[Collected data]
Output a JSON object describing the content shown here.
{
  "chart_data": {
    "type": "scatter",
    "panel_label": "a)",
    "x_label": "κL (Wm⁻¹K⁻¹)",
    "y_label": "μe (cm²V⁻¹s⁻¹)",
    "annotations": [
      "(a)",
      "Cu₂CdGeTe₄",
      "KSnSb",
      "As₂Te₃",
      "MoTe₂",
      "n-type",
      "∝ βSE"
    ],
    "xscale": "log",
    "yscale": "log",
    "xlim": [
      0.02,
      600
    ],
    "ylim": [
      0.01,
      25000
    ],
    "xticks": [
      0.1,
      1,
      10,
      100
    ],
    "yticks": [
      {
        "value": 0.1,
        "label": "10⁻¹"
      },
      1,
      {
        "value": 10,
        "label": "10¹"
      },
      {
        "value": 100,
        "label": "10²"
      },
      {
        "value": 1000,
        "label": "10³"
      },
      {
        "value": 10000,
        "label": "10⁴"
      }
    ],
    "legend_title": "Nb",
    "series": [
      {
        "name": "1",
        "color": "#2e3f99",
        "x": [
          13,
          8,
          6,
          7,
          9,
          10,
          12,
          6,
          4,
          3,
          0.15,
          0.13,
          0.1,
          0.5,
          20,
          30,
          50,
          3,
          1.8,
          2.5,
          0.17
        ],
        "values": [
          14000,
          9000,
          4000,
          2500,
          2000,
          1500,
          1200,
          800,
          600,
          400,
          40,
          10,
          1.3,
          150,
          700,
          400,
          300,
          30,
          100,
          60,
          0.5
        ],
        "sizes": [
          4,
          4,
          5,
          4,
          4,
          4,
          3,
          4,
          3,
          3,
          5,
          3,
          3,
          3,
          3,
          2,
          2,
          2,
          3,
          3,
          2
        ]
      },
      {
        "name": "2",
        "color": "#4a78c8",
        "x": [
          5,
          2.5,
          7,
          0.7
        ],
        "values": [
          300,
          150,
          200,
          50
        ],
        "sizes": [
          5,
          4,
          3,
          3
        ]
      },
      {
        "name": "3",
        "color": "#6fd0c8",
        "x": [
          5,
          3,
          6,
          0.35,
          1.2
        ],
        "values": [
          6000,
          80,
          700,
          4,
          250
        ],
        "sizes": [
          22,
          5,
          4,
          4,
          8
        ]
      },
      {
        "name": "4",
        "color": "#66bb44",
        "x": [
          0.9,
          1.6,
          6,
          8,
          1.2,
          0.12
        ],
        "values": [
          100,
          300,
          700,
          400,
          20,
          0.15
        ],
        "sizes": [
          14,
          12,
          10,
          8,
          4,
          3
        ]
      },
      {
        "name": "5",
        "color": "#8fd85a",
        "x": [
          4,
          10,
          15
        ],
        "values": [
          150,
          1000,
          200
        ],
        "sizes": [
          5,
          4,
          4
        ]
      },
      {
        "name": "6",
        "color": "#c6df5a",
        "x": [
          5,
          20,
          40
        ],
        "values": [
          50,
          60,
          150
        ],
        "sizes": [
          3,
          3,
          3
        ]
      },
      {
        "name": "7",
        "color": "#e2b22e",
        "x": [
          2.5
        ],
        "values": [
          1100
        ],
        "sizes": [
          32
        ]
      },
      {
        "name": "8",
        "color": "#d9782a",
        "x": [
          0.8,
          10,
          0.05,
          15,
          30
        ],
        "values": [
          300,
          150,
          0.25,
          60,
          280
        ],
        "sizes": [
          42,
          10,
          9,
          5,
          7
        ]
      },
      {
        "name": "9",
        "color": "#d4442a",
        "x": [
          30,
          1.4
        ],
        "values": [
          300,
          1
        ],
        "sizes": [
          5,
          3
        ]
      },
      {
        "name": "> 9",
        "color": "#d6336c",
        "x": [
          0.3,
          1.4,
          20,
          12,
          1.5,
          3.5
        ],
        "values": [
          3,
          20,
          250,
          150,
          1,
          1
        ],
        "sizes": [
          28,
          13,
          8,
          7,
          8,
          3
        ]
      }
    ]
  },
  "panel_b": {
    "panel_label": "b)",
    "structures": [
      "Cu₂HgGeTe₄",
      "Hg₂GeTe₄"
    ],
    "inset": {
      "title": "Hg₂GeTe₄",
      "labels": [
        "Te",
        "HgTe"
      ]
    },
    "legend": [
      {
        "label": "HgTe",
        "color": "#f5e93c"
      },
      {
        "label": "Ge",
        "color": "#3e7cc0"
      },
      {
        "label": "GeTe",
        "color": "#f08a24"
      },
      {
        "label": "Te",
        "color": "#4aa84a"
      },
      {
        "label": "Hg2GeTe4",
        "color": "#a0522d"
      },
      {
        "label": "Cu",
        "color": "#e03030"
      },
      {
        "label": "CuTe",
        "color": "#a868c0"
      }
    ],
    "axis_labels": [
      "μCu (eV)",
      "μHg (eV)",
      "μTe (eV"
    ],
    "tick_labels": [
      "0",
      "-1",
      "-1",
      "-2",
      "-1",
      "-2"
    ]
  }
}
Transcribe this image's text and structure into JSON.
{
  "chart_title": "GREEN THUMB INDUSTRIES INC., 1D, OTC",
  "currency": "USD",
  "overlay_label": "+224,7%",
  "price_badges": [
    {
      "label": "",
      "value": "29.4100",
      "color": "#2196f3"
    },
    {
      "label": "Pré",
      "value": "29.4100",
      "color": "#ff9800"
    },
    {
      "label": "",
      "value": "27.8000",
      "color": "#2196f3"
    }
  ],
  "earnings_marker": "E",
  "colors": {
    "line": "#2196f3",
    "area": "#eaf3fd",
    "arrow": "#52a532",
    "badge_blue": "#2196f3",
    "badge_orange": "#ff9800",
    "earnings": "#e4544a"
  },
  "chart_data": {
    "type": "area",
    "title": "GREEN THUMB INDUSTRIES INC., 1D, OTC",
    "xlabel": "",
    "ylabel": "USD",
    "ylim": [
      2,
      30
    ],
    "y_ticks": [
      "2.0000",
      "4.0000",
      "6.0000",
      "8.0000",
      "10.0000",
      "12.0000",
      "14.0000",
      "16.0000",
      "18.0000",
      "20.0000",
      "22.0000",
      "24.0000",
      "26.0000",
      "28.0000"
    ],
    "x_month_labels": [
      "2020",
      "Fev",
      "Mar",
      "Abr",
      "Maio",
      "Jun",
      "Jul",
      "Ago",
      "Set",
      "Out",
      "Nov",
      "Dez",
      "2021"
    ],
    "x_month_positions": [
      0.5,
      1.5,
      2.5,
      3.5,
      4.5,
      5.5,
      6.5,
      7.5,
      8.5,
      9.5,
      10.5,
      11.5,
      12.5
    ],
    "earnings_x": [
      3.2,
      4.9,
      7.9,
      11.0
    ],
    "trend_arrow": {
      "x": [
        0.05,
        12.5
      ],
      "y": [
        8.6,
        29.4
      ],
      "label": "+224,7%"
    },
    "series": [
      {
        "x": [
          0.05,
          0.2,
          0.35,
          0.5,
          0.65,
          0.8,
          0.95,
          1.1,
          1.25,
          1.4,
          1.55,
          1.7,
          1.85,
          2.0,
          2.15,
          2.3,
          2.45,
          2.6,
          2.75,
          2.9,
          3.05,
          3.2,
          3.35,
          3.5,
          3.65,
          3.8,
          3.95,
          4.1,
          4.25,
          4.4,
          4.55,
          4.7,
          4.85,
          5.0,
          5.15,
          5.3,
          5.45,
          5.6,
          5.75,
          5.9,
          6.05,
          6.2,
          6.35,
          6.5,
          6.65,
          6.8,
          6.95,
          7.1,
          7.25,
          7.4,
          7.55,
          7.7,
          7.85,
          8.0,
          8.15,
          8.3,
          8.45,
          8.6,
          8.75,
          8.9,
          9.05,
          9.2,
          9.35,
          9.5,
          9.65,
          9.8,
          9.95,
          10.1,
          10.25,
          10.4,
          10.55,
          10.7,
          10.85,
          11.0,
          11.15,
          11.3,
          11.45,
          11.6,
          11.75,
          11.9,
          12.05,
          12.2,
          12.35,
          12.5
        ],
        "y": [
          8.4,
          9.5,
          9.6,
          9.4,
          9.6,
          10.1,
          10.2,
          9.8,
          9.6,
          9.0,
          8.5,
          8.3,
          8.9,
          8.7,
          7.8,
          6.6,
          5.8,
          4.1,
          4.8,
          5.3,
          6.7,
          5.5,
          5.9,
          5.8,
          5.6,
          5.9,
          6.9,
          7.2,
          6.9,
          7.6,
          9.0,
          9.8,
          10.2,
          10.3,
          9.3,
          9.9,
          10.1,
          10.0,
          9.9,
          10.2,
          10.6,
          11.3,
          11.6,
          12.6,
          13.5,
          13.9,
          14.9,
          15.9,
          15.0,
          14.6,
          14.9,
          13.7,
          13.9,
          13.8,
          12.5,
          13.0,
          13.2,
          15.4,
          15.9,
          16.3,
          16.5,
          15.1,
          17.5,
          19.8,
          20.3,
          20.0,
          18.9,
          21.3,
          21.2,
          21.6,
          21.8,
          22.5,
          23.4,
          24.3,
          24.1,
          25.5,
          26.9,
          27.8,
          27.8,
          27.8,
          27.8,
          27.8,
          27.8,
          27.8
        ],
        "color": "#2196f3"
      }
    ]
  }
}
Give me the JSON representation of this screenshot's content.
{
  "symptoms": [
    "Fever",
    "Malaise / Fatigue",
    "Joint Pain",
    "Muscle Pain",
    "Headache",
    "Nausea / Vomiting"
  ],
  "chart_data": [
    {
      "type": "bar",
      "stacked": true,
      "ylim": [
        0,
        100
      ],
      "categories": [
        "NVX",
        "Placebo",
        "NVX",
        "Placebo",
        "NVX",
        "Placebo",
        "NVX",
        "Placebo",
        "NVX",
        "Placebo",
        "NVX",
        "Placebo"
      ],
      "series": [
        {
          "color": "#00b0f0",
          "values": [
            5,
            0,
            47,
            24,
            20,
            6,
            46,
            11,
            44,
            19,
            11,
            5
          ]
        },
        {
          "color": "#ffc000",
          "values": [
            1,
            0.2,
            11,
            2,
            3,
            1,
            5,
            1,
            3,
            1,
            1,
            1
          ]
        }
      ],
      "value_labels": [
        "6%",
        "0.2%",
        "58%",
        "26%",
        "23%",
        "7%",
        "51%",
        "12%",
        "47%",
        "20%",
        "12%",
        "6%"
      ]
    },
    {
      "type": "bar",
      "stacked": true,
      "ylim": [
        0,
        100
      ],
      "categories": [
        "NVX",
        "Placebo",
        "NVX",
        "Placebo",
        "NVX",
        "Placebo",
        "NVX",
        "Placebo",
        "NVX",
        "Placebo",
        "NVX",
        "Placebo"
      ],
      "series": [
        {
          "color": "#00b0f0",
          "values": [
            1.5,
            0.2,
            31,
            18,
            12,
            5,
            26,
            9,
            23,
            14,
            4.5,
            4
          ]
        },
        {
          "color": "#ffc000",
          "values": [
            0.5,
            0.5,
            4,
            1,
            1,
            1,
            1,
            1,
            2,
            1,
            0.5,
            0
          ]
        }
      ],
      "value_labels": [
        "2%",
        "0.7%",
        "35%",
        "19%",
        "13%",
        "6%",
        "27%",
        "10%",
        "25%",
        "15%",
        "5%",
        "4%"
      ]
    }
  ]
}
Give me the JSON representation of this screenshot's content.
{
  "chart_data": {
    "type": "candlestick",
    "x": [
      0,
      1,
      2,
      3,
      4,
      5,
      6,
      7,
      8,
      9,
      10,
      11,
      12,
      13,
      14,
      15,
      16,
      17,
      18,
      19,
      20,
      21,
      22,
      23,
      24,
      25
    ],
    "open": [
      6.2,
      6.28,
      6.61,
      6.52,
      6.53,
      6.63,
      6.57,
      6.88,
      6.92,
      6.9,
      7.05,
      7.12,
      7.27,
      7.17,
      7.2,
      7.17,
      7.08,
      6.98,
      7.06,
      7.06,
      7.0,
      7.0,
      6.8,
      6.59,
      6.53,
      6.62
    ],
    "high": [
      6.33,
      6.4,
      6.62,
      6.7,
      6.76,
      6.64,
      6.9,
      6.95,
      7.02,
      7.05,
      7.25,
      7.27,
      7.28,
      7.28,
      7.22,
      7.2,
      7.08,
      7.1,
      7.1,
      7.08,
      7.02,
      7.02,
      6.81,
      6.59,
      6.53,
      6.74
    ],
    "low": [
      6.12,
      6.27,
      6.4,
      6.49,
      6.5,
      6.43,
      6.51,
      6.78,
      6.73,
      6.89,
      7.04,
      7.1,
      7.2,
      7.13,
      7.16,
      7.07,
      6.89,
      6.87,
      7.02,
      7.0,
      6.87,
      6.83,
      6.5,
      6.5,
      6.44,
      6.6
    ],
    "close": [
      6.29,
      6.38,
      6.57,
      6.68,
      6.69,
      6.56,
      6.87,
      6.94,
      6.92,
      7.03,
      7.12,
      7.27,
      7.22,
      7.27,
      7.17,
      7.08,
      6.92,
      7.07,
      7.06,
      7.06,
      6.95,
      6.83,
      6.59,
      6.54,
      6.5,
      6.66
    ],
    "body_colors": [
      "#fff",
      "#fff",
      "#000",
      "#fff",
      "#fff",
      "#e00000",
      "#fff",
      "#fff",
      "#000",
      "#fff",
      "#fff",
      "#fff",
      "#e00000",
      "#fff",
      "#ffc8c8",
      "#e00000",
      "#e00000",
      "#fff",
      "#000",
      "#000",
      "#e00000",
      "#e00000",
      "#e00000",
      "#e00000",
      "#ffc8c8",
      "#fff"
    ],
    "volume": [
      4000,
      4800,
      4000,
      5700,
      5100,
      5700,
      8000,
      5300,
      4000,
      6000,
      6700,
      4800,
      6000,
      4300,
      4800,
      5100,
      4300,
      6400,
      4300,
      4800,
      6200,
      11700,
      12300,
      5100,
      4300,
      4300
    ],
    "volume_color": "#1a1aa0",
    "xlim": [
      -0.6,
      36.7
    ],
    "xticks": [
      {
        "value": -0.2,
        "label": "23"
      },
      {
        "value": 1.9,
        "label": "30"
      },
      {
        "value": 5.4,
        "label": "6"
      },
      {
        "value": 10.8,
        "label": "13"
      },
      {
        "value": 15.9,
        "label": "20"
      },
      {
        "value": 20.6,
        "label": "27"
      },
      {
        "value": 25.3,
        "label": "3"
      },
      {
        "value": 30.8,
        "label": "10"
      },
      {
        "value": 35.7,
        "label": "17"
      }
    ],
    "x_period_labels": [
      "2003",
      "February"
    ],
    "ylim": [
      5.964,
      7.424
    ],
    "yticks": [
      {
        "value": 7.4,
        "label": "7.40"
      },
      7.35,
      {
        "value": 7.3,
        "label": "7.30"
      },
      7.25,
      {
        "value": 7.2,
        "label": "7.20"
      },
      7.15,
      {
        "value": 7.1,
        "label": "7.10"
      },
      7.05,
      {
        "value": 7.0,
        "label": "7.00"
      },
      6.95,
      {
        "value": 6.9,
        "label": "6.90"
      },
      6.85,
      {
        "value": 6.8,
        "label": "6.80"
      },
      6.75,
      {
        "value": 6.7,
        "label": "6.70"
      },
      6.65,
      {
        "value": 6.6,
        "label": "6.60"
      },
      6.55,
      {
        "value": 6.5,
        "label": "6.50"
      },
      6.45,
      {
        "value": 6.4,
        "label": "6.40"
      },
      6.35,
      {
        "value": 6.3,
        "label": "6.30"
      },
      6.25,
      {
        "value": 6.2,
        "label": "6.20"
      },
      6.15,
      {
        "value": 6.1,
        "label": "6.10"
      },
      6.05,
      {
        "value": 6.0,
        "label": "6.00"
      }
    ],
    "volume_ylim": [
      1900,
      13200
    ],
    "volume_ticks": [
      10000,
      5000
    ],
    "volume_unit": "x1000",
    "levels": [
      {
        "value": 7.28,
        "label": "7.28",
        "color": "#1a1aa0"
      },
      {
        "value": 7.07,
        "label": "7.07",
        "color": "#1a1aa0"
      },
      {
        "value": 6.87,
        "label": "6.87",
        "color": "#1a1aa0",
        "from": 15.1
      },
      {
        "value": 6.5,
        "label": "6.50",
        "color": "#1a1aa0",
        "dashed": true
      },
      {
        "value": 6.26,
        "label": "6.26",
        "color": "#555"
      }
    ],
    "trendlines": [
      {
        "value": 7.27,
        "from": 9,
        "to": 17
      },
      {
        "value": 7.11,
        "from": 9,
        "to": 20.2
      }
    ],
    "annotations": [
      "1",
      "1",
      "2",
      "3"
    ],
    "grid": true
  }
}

*The request*
Where a line holds "THUMB", copy it out.

*Finished task*
  "chart_title": "GREEN THUMB INDUSTRIES INC., 1D, OTC",
    "title": "GREEN THUMB INDUSTRIES INC., 1D, OTC",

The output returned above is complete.